* **Aim of the exercise**
Below are some records. Pull every line that contains the word "into".

* **Data for this exercise**
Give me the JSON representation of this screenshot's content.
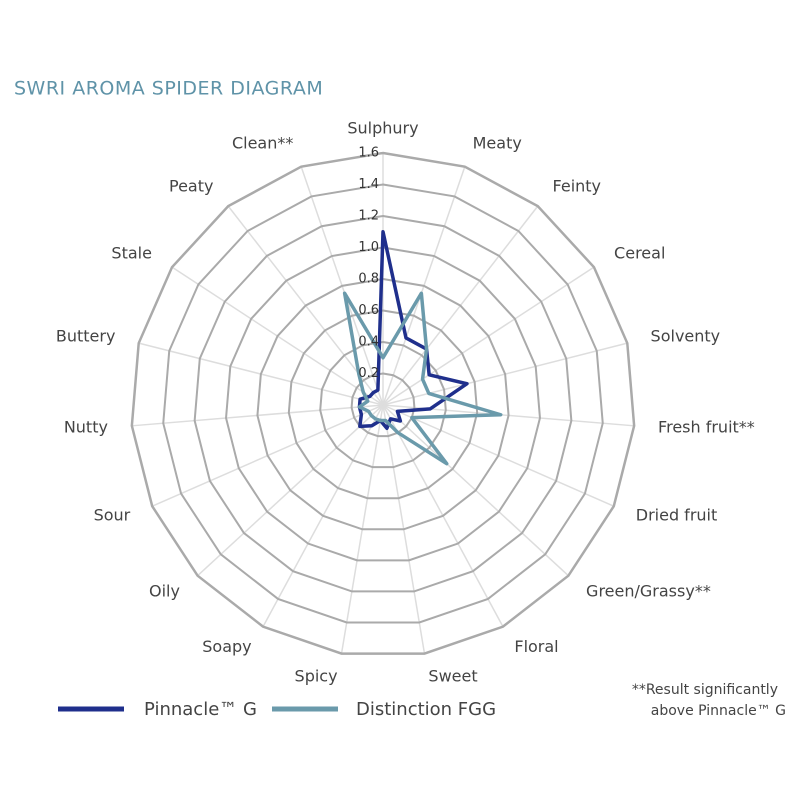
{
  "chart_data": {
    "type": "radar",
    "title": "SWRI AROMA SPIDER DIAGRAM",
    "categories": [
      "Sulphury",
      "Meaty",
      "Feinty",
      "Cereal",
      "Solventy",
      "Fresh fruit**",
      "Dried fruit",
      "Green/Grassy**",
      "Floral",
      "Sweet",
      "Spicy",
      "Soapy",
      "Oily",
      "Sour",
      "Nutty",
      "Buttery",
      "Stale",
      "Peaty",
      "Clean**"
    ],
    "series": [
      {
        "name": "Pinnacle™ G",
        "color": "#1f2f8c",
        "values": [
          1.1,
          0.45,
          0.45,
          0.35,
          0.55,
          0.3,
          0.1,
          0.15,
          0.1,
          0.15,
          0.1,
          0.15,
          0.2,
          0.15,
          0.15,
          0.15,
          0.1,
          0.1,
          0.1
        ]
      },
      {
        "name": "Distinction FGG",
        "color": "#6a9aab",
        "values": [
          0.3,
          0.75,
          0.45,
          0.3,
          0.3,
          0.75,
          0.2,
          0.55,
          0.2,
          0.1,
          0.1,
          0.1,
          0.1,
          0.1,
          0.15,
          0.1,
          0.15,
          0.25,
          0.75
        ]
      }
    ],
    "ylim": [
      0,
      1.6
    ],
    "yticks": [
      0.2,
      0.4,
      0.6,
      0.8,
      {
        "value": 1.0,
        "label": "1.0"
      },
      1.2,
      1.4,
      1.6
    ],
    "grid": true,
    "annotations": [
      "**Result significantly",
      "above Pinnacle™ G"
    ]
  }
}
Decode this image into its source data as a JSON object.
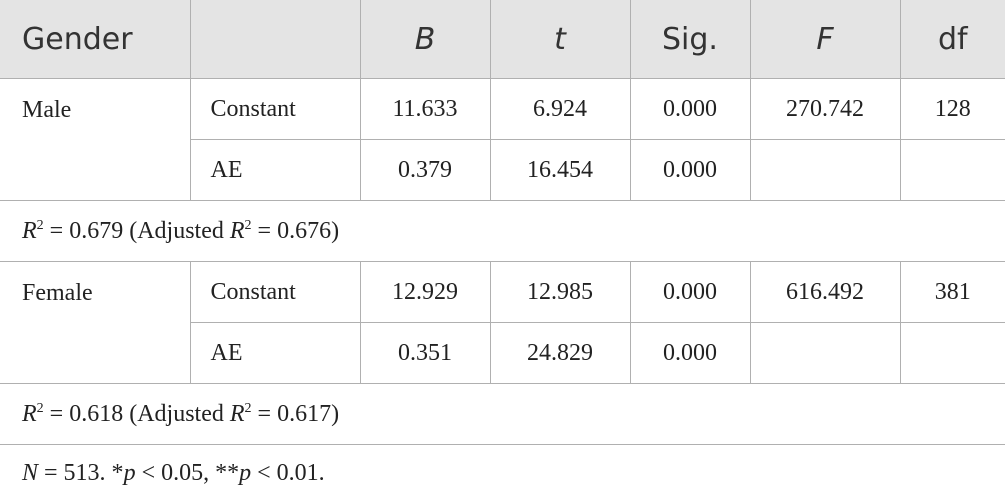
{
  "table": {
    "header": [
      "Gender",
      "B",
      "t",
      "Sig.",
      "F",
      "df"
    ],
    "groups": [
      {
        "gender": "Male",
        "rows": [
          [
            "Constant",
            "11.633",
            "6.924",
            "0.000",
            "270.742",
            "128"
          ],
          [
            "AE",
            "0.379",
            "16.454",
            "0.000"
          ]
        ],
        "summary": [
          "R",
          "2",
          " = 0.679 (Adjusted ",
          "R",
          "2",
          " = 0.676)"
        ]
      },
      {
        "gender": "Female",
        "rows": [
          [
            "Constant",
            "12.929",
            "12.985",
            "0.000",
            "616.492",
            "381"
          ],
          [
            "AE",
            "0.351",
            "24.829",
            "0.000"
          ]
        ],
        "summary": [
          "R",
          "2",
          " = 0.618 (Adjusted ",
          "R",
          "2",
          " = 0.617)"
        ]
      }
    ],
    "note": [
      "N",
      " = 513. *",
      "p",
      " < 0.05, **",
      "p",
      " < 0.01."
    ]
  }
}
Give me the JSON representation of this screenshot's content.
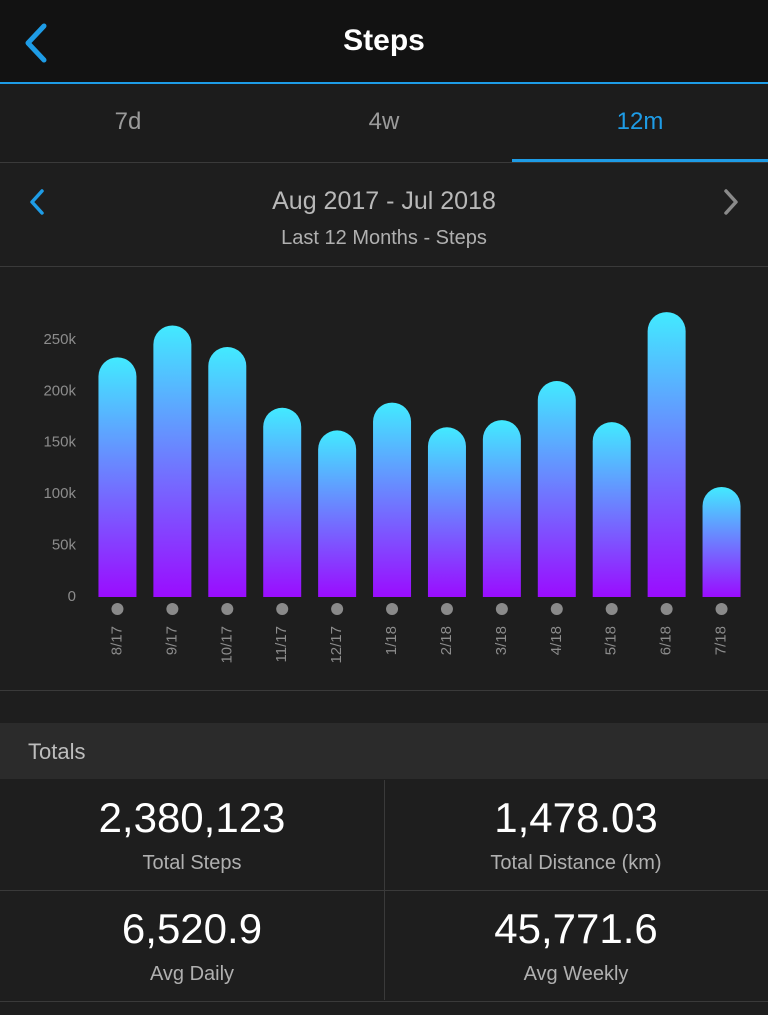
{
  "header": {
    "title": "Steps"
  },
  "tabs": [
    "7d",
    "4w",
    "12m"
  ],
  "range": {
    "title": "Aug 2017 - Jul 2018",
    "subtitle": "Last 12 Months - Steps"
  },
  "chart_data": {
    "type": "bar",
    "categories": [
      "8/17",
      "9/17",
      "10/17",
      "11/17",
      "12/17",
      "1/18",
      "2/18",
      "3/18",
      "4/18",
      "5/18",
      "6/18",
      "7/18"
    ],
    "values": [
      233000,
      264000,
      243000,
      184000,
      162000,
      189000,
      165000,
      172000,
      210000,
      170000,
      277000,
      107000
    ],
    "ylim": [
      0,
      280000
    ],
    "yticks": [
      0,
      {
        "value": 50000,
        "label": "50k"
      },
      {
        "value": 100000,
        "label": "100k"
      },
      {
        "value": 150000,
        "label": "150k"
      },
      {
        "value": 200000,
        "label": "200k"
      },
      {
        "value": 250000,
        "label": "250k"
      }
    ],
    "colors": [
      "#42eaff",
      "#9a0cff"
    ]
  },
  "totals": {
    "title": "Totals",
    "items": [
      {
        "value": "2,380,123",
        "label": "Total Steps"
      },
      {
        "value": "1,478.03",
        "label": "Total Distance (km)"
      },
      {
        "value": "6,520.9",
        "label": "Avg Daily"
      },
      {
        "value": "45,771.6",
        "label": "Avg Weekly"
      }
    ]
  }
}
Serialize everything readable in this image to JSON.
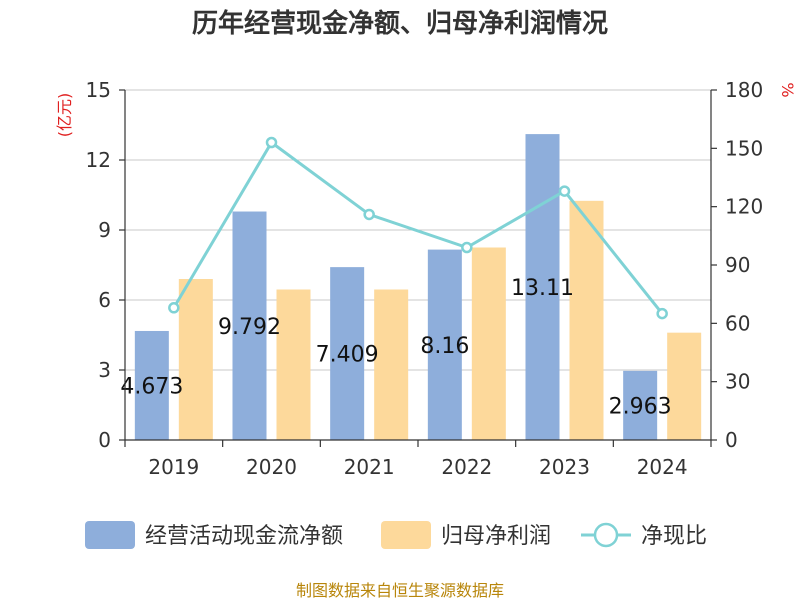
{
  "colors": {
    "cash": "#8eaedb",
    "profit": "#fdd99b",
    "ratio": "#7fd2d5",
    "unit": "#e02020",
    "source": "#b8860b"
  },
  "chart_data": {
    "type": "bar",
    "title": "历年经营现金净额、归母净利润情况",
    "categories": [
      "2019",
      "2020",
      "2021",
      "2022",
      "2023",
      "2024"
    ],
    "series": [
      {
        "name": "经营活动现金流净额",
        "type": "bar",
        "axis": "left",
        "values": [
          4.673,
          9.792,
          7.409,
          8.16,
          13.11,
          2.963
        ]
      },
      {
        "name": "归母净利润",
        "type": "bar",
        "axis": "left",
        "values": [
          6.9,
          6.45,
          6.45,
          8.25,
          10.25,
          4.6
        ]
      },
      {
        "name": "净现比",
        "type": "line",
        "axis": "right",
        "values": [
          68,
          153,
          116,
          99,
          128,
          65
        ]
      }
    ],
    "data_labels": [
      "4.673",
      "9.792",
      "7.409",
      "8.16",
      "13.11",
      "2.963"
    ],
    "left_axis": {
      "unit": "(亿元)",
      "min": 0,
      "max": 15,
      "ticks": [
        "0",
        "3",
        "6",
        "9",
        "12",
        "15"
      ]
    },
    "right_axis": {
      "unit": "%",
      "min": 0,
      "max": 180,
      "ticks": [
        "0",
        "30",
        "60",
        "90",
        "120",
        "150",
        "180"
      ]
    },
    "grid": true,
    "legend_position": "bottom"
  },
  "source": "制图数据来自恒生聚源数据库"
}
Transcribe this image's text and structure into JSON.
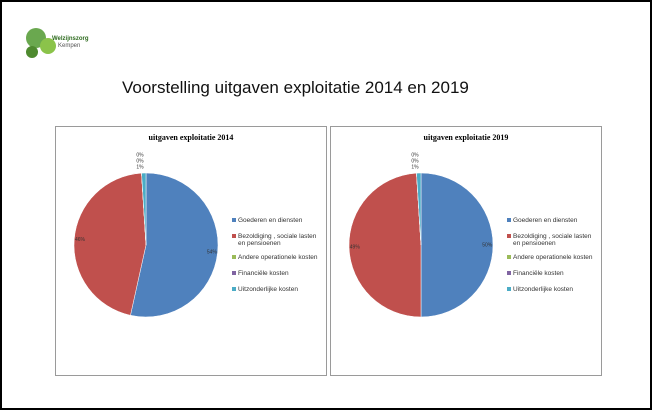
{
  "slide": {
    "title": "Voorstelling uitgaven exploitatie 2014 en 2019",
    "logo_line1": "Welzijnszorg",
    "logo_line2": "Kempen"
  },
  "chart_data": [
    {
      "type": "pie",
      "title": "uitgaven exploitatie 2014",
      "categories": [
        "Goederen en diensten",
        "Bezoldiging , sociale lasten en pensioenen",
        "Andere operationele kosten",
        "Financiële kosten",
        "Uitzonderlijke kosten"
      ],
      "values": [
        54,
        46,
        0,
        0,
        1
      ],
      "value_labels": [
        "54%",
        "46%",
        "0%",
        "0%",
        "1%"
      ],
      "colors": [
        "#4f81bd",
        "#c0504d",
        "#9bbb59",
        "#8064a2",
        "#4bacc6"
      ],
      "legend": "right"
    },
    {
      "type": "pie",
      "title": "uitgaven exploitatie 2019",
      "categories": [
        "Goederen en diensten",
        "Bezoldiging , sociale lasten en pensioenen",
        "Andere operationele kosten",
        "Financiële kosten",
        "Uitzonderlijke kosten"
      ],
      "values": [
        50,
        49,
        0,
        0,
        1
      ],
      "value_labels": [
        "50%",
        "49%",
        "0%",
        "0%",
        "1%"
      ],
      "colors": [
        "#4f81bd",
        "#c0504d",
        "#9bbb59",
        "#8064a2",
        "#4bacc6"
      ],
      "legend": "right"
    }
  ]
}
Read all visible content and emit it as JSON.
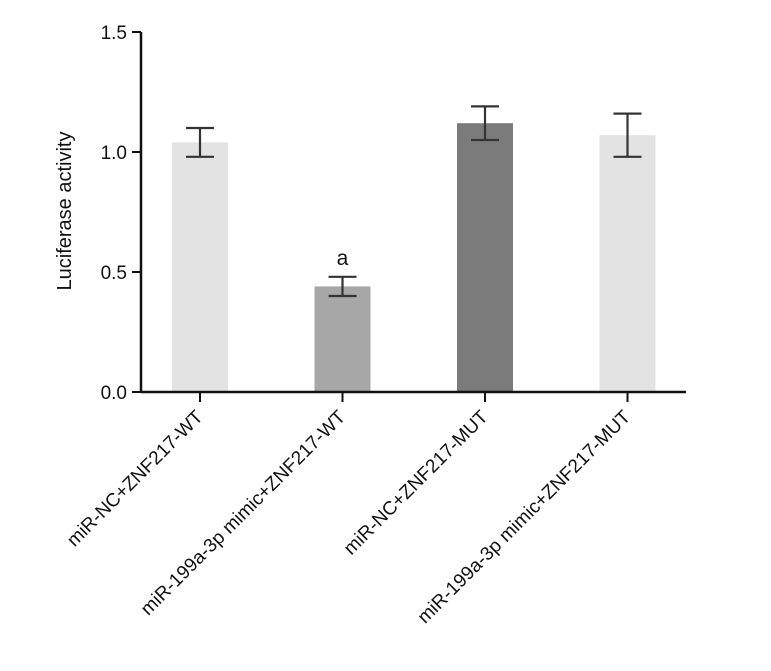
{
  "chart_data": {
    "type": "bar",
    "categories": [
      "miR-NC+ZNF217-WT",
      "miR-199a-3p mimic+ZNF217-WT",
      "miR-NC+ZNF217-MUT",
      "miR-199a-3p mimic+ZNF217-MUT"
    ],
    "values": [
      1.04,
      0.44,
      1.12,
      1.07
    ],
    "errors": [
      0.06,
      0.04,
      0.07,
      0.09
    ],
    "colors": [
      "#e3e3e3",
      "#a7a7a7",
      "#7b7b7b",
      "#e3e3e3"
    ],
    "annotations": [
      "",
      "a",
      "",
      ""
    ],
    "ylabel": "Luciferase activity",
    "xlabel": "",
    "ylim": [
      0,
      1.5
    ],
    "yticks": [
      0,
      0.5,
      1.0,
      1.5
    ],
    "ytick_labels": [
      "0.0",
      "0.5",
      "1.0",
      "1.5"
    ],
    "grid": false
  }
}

* **Answer below**
Decode this image into its source data as a JSON object.
Transcribe this image's text and structure into JSON.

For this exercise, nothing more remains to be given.